--- Begin ---
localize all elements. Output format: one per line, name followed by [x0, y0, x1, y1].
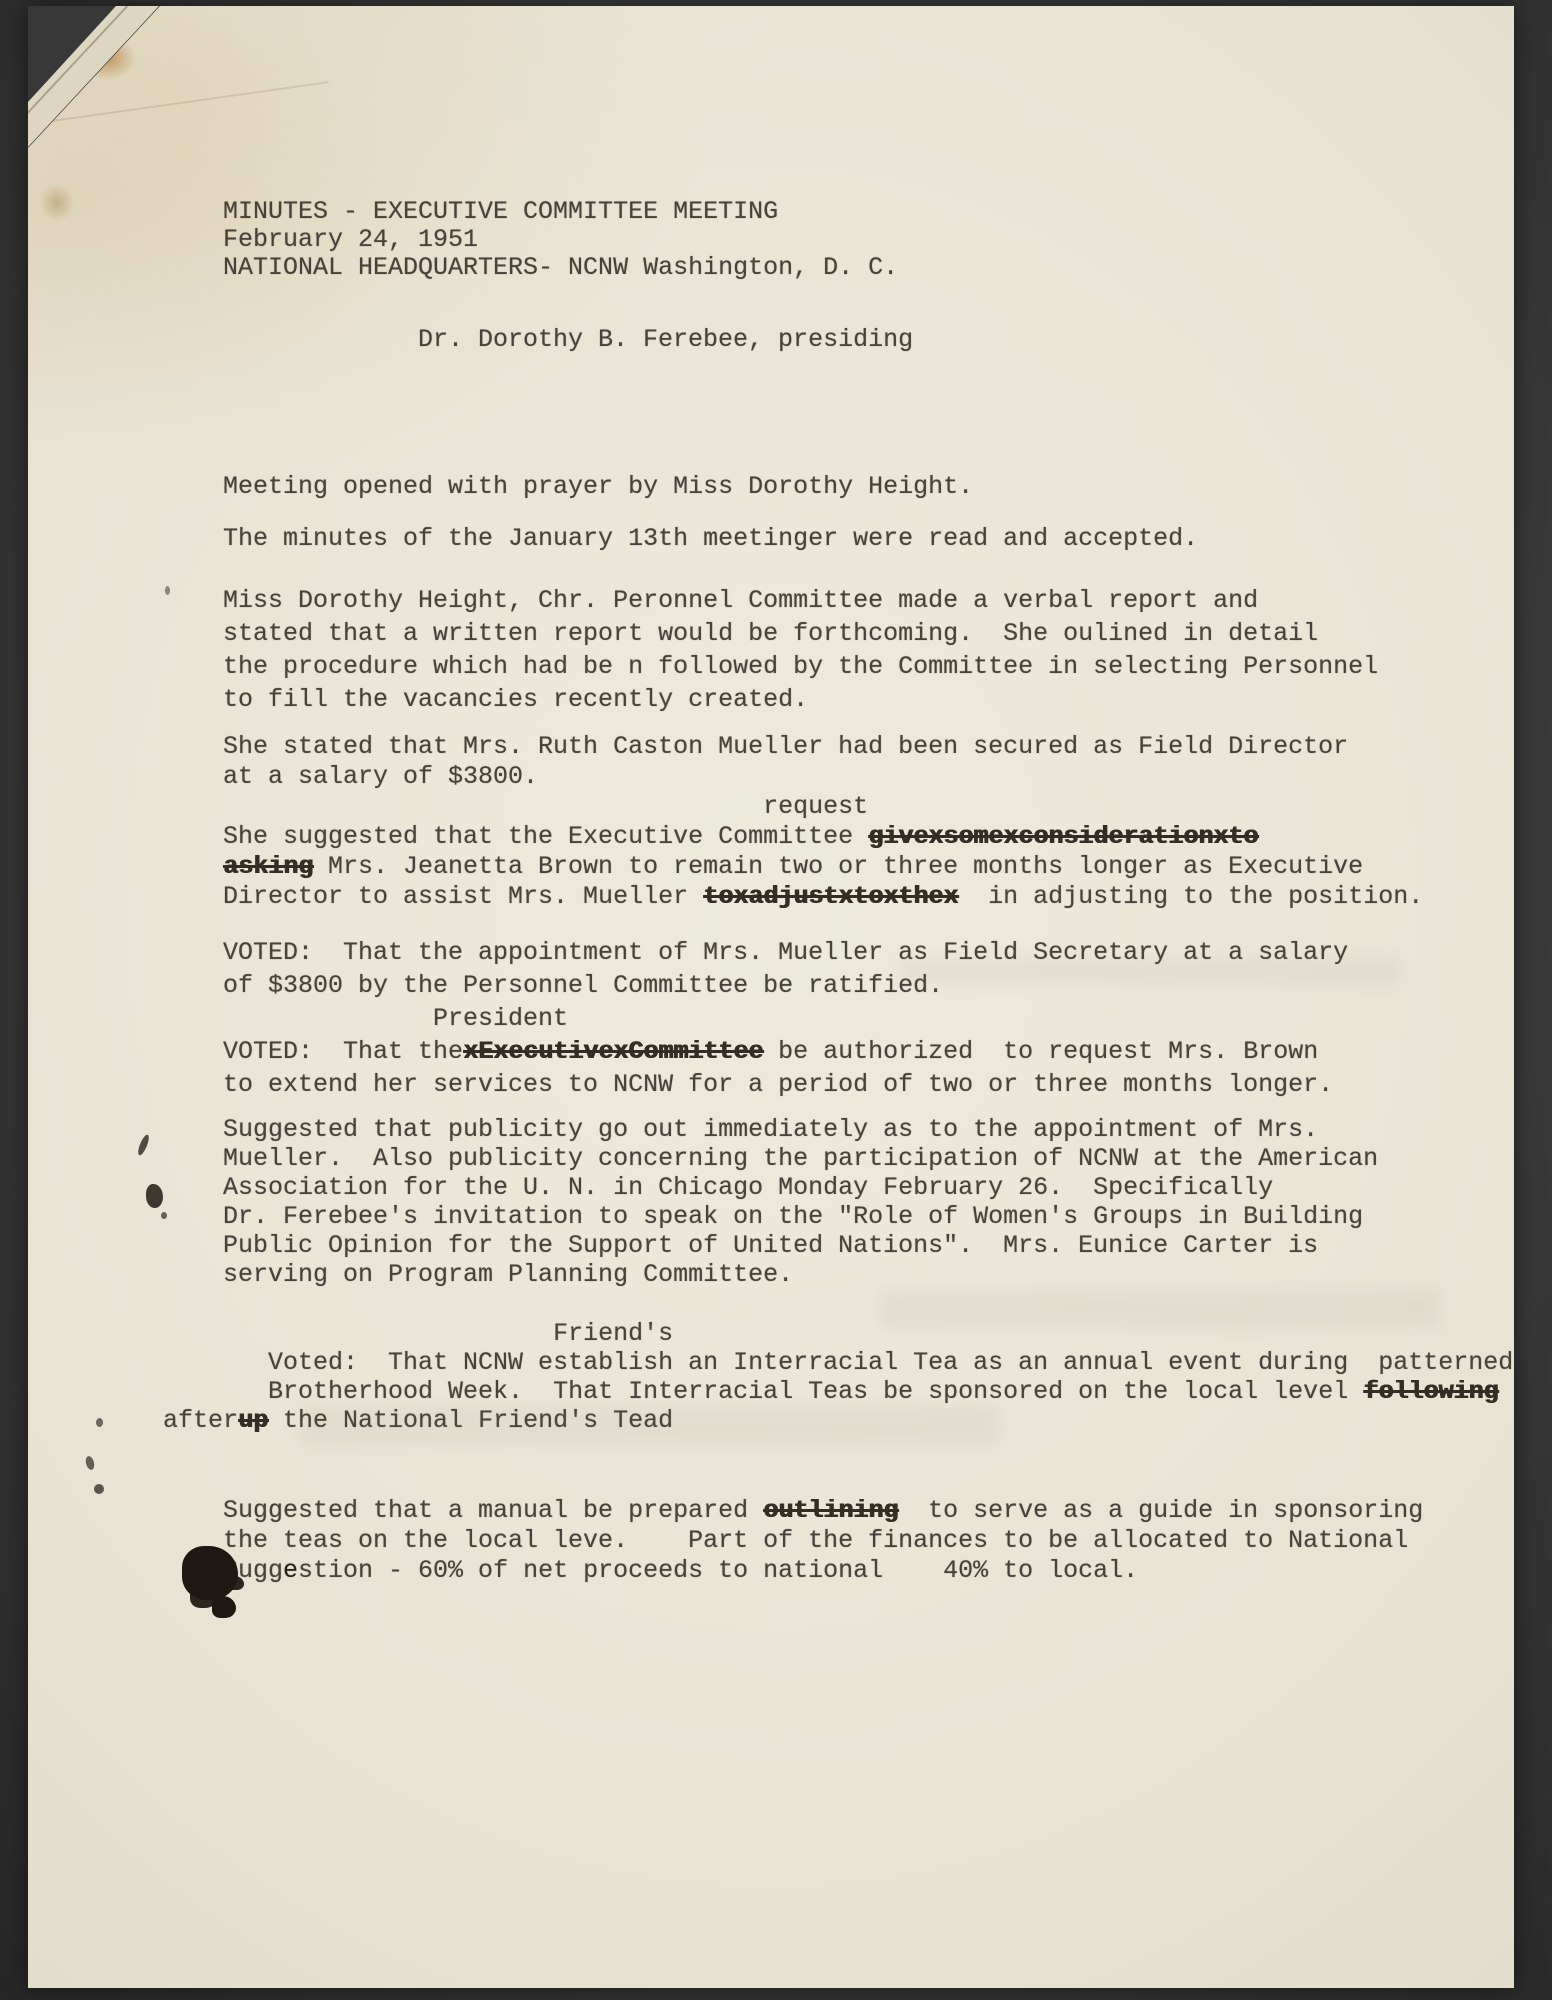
text-line: MINUTES - EXECUTIVE COMMITTEE MEETING — [223, 198, 898, 226]
bleed-through-smudge — [300, 1406, 1000, 1446]
text-line: asking Mrs. Jeanetta Brown to remain two… — [223, 852, 1423, 882]
text-line: serving on Program Planning Committee. — [223, 1260, 1378, 1289]
text-line: Voted: That NCNW establish an Interracia… — [163, 1348, 1513, 1377]
text-line: the teas on the local leve. Part of the … — [223, 1526, 1423, 1556]
text-line: Miss Dorothy Height, Chr. Peronnel Commi… — [223, 584, 1378, 617]
text-line: Mueller. Also publicity concerning the p… — [223, 1144, 1378, 1173]
paragraph-mueller-suggestion: She stated that Mrs. Ruth Caston Mueller… — [223, 732, 1423, 912]
text-line: Director to assist Mrs. Mueller toxadjus… — [223, 882, 1423, 912]
text-line: Suggestion - 60% of net proceeds to nati… — [223, 1556, 1423, 1586]
scan-background: MINUTES - EXECUTIVE COMMITTEE MEETINGFeb… — [0, 0, 1552, 2000]
text-line: Suggested that a manual be prepared outl… — [223, 1496, 1423, 1526]
bleed-through-smudge — [900, 958, 1400, 984]
document-page: MINUTES - EXECUTIVE COMMITTEE MEETINGFeb… — [28, 6, 1514, 1988]
text-line: Association for the U. N. in Chicago Mon… — [223, 1173, 1378, 1202]
text-line: at a salary of $3800. — [223, 762, 1423, 792]
text-line: request — [223, 792, 1423, 822]
text-line: President — [223, 1002, 1348, 1035]
paragraph-manual: Suggested that a manual be prepared outl… — [223, 1496, 1423, 1586]
paragraph-opening-prayer: Meeting opened with prayer by Miss Dorot… — [223, 471, 973, 502]
paragraph-minutes-read: The minutes of the January 13th meetinge… — [223, 523, 1198, 554]
text-line: She stated that Mrs. Ruth Caston Mueller… — [223, 732, 1423, 762]
text-line: NATIONAL HEADQUARTERS- NCNW Washington, … — [223, 254, 898, 282]
ink-blot — [182, 1546, 238, 1600]
text-line: to extend her services to NCNW for a per… — [223, 1068, 1348, 1101]
text-line: to fill the vacancies recently created. — [223, 683, 1378, 716]
text-line: the procedure which had be n followed by… — [223, 650, 1378, 683]
text-line: stated that a written report would be fo… — [223, 617, 1378, 650]
presiding-line: Dr. Dorothy B. Ferebee, presiding — [418, 324, 913, 355]
text-line: Dr. Dorothy B. Ferebee, presiding — [418, 324, 913, 355]
text-line: Meeting opened with prayer by Miss Dorot… — [223, 471, 973, 502]
text-line: Suggested that publicity go out immediat… — [223, 1115, 1378, 1144]
ink-speck — [165, 586, 170, 595]
stain-left-edge — [40, 184, 74, 222]
text-line: Dr. Ferebee's invitation to speak on the… — [223, 1202, 1378, 1231]
typewritten-text-layer: MINUTES - EXECUTIVE COMMITTEE MEETINGFeb… — [28, 6, 1514, 1988]
paragraph-publicity: Suggested that publicity go out immediat… — [223, 1115, 1378, 1289]
torn-corner — [28, 6, 160, 148]
ink-speck — [96, 1418, 103, 1427]
ink-speck — [146, 1184, 163, 1208]
text-line: She suggested that the Executive Committ… — [223, 822, 1423, 852]
paragraph-personnel-report: Miss Dorothy Height, Chr. Peronnel Commi… — [223, 584, 1378, 716]
text-line: The minutes of the January 13th meetinge… — [223, 523, 1198, 554]
text-line: February 24, 1951 — [223, 226, 898, 254]
bleed-through-smudge — [880, 1290, 1440, 1328]
text-line: Public Opinion for the Support of United… — [223, 1231, 1378, 1260]
ink-speck — [161, 1212, 167, 1219]
meeting-header: MINUTES - EXECUTIVE COMMITTEE MEETINGFeb… — [223, 198, 898, 282]
text-line: VOTED: That thexExecutivexCommittee be a… — [223, 1035, 1348, 1068]
ink-speck — [94, 1484, 104, 1494]
text-line: Brotherhood Week. That Interracial Teas … — [163, 1377, 1513, 1406]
--- End ---
Rewrite the lines from the one containing "text-line: MINUTES - EXECUTIVE" through the one containing "paragraph-minutes-read: The minutes", putting "show-through-stain" wherever "bleed-through-smudge" appears and keeping everything else the same.

text-line: MINUTES - EXECUTIVE COMMITTEE MEETING — [223, 198, 898, 226]
show-through-stain — [300, 1406, 1000, 1446]
text-line: asking Mrs. Jeanetta Brown to remain two… — [223, 852, 1423, 882]
text-line: serving on Program Planning Committee. — [223, 1260, 1378, 1289]
text-line: Voted: That NCNW establish an Interracia… — [163, 1348, 1513, 1377]
text-line: the teas on the local leve. Part of the … — [223, 1526, 1423, 1556]
text-line: Miss Dorothy Height, Chr. Peronnel Commi… — [223, 584, 1378, 617]
text-line: Mueller. Also publicity concerning the p… — [223, 1144, 1378, 1173]
paragraph-mueller-suggestion: She stated that Mrs. Ruth Caston Mueller… — [223, 732, 1423, 912]
text-line: Director to assist Mrs. Mueller toxadjus… — [223, 882, 1423, 912]
text-line: Suggestion - 60% of net proceeds to nati… — [223, 1556, 1423, 1586]
scan-background: MINUTES - EXECUTIVE COMMITTEE MEETINGFeb… — [0, 0, 1552, 2000]
text-line: Suggested that a manual be prepared outl… — [223, 1496, 1423, 1526]
show-through-stain — [900, 958, 1400, 984]
document-page: MINUTES - EXECUTIVE COMMITTEE MEETINGFeb… — [28, 6, 1514, 1988]
text-line: Association for the U. N. in Chicago Mon… — [223, 1173, 1378, 1202]
text-line: at a salary of $3800. — [223, 762, 1423, 792]
text-line: request — [223, 792, 1423, 822]
text-line: President — [223, 1002, 1348, 1035]
paragraph-manual: Suggested that a manual be prepared outl… — [223, 1496, 1423, 1586]
paragraph-opening-prayer: Meeting opened with prayer by Miss Dorot… — [223, 471, 973, 502]
paragraph-minutes-read: The minutes of the January 13th meetinge… — [223, 523, 1198, 554]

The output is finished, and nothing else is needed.